**Problem:**
Using the data below, copy every line that contains the word "concentration".

**Figure record listings:**
_ _ _ _ _ _ _
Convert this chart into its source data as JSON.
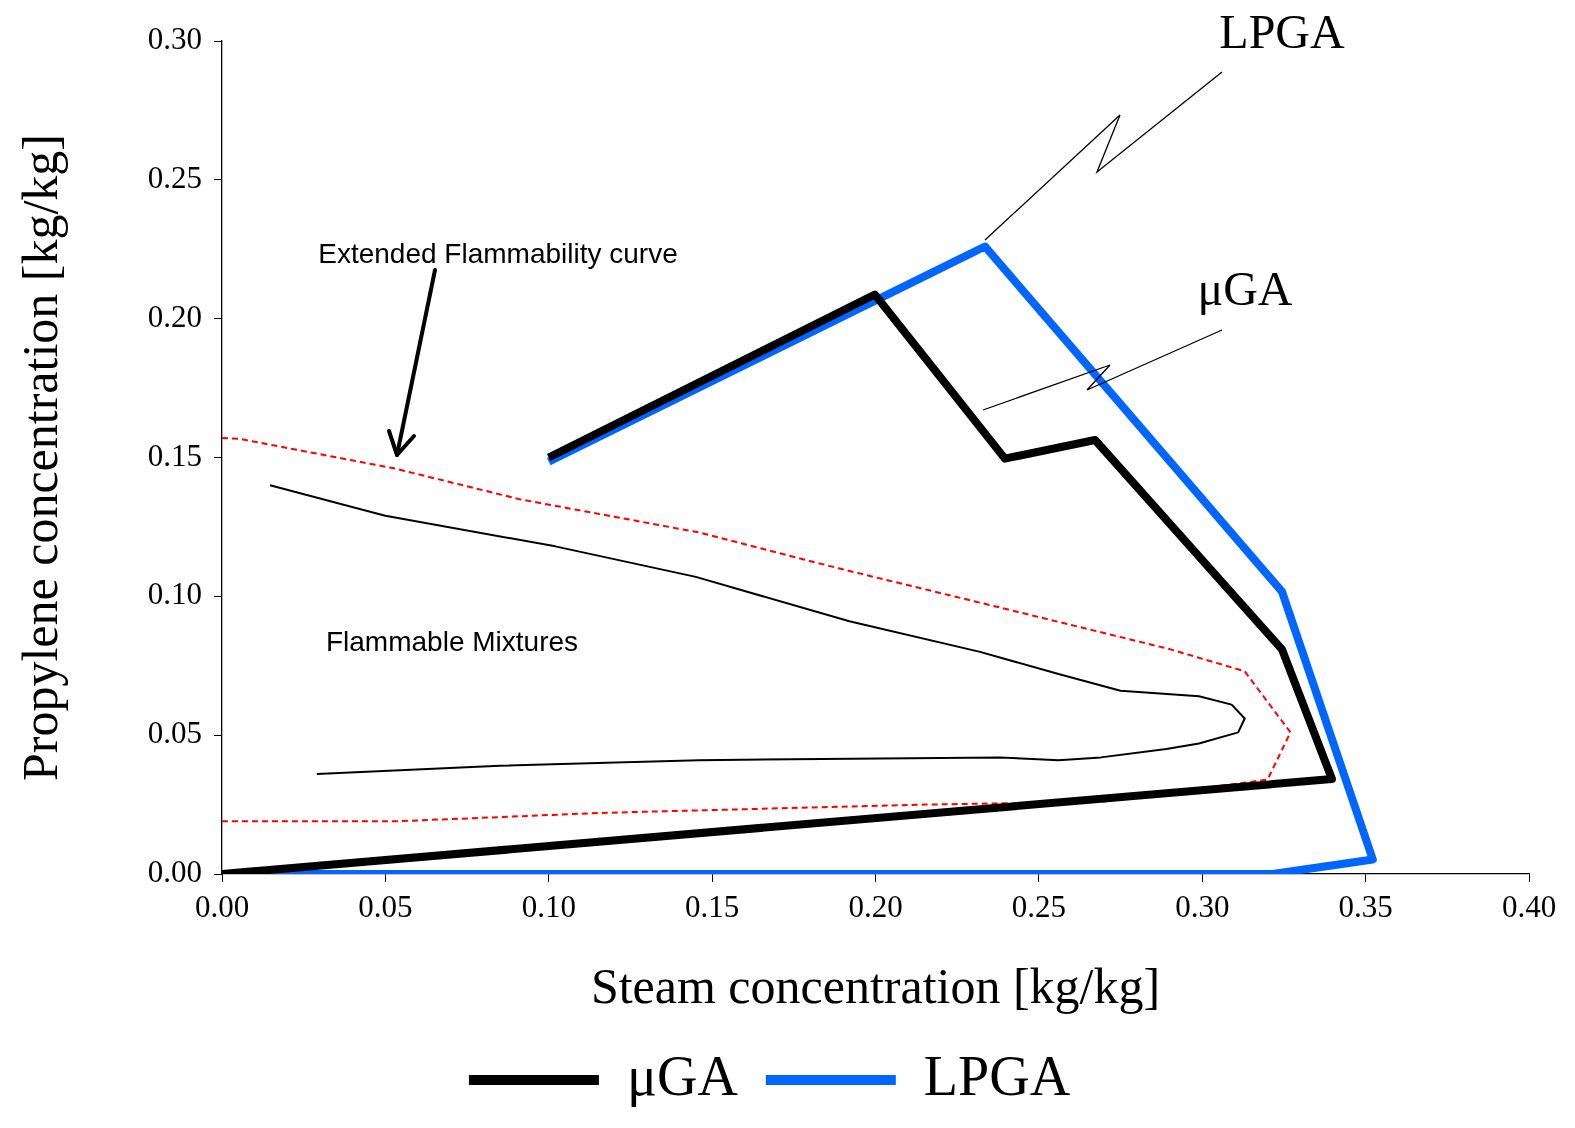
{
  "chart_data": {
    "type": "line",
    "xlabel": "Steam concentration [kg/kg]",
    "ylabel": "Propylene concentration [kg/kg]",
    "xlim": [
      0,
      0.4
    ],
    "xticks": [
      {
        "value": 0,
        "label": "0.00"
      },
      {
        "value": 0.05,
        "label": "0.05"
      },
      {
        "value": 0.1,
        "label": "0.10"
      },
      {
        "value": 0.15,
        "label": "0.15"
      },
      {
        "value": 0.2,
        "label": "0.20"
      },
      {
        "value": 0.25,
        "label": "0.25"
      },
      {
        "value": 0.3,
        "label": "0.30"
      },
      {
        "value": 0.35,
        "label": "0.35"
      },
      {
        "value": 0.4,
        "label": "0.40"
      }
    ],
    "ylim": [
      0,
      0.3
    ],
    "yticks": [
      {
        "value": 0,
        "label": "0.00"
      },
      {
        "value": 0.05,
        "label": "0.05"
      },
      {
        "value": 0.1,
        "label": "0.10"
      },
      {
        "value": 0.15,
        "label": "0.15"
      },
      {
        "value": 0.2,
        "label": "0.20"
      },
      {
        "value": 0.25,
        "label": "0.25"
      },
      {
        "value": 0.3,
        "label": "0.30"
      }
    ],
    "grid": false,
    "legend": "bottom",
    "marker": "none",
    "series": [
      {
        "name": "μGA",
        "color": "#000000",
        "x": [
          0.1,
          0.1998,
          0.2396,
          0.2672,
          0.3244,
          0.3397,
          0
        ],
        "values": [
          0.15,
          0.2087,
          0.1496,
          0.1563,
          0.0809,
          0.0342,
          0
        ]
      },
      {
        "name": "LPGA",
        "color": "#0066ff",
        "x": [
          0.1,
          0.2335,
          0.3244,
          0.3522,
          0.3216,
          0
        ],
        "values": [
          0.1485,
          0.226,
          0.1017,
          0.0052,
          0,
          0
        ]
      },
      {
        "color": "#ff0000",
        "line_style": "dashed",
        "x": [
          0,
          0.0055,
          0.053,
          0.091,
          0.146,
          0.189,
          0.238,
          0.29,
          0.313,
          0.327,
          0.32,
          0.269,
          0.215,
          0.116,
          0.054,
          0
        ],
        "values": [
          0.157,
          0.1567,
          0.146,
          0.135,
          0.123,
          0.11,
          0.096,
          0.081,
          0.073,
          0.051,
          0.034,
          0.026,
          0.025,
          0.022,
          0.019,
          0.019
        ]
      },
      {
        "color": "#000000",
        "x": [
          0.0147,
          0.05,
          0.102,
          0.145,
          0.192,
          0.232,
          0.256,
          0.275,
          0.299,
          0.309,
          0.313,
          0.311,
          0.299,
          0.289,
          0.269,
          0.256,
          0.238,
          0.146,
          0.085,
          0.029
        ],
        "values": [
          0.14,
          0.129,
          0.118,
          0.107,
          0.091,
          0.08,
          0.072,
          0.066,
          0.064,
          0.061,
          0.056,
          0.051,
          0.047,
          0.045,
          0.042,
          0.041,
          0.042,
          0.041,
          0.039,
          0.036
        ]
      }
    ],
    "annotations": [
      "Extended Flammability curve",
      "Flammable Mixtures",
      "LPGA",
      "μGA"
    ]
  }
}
_ _ _ _ _ _ _
**Right answer:**
    "xlabel": "Steam concentration [kg/kg]",
    "ylabel": "Propylene concentration [kg/kg]",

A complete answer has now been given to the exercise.